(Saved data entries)
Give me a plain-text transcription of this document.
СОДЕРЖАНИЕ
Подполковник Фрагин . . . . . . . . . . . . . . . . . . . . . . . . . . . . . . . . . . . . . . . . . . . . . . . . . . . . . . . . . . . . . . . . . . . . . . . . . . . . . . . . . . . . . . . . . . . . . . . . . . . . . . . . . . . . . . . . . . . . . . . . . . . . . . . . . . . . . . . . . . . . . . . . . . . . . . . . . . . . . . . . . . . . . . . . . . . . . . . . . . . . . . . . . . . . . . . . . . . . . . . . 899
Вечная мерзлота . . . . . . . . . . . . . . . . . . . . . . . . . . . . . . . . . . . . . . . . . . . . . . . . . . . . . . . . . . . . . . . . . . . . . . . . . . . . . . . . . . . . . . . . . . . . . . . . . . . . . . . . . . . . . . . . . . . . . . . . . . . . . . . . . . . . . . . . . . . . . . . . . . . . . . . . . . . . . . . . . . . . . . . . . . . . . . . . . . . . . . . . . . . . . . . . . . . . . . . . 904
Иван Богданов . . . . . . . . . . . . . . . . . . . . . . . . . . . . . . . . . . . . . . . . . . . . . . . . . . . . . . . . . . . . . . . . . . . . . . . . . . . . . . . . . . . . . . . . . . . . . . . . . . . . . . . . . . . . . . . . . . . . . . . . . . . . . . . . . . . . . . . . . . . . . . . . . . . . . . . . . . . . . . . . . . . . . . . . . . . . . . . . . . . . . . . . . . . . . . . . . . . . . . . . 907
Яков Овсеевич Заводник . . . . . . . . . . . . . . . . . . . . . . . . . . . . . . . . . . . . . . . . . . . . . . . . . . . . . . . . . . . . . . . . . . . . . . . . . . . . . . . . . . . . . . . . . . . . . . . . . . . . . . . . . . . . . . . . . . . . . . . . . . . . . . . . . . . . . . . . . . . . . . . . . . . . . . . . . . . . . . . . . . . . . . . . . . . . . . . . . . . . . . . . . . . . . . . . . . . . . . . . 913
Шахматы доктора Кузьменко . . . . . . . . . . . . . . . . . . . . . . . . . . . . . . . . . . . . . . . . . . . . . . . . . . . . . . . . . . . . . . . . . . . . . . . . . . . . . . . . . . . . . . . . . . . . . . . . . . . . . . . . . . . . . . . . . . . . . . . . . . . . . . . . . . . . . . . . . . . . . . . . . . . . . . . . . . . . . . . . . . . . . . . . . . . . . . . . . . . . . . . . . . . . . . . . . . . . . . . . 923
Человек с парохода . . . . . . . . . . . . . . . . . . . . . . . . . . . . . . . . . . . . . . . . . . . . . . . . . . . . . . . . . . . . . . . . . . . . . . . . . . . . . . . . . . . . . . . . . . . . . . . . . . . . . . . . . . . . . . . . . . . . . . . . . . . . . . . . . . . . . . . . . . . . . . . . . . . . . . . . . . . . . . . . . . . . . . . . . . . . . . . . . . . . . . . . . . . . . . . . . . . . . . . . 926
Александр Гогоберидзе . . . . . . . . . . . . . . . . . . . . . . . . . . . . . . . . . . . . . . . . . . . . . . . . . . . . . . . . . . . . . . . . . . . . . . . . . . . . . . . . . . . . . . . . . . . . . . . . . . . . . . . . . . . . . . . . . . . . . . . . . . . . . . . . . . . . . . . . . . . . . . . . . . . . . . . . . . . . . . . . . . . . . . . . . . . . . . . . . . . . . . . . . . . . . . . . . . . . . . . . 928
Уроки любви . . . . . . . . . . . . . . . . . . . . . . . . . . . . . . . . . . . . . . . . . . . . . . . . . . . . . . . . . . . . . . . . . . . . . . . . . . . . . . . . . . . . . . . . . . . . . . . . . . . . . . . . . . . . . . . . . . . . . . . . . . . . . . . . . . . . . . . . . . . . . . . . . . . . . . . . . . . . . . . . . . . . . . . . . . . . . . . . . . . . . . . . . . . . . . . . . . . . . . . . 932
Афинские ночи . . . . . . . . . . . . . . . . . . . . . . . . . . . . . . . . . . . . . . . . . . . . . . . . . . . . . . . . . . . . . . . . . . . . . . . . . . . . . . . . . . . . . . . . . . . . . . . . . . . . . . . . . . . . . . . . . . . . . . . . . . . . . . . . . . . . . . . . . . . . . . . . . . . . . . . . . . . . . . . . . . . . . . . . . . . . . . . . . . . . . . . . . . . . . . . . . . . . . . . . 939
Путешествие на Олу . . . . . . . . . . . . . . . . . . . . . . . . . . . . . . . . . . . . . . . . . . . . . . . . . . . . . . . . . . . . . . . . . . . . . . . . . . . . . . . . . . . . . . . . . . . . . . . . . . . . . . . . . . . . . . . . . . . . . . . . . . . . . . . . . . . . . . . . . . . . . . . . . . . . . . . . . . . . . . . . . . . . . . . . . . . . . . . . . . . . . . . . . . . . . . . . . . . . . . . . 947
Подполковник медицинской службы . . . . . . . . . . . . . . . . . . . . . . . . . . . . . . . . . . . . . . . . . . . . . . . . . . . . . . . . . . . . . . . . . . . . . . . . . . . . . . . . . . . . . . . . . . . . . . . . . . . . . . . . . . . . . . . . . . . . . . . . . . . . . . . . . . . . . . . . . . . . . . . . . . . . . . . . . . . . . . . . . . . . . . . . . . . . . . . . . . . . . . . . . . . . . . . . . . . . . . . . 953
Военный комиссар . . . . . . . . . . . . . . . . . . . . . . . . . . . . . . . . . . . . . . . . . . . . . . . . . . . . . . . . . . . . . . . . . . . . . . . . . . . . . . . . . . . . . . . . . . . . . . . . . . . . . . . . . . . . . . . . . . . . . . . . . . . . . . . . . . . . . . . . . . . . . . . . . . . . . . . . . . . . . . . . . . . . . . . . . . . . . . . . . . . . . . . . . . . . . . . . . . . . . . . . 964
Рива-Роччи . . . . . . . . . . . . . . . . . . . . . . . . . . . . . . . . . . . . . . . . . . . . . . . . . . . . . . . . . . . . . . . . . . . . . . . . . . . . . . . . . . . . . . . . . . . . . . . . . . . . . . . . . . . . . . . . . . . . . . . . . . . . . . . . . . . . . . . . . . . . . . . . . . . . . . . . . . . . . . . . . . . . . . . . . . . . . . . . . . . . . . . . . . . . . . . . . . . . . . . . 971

• What needs to be done: Identify the lines in the entries above that contain "Подполковник", then copy them out.

• Solution to the problem:
Подполковник Фрагин . . . . . . . . . . . . . . . . . . . . . . . . . . . . . . . . . . . . . . . . . . . . . . . . . . . . . . . . . . . . . . . . . . . . . . . . . . . . . . . . . . . . . . . . . . . . . . . . . . . . . . . . . . . . . . . . . . . . . . . . . . . . . . . . . . . . . . . . . . . . . . . . . . . . . . . . . . . . . . . . . . . . . . . . . . . . . . . . . . . . . . . . . . . . . . . . . . . . . . . . 899
Подполковник медицинской службы . . . . . . . . . . . . . . . . . . . . . . . . . . . . . . . . . . . . . . . . . . . . . . . . . . . . . . . . . . . . . . . . . . . . . . . . . . . . . . . . . . . . . . . . . . . . . . . . . . . . . . . . . . . . . . . . . . . . . . . . . . . . . . . . . . . . . . . . . . . . . . . . . . . . . . . . . . . . . . . . . . . . . . . . . . . . . . . . . . . . . . . . . . . . . . . . . . . . . . . . 953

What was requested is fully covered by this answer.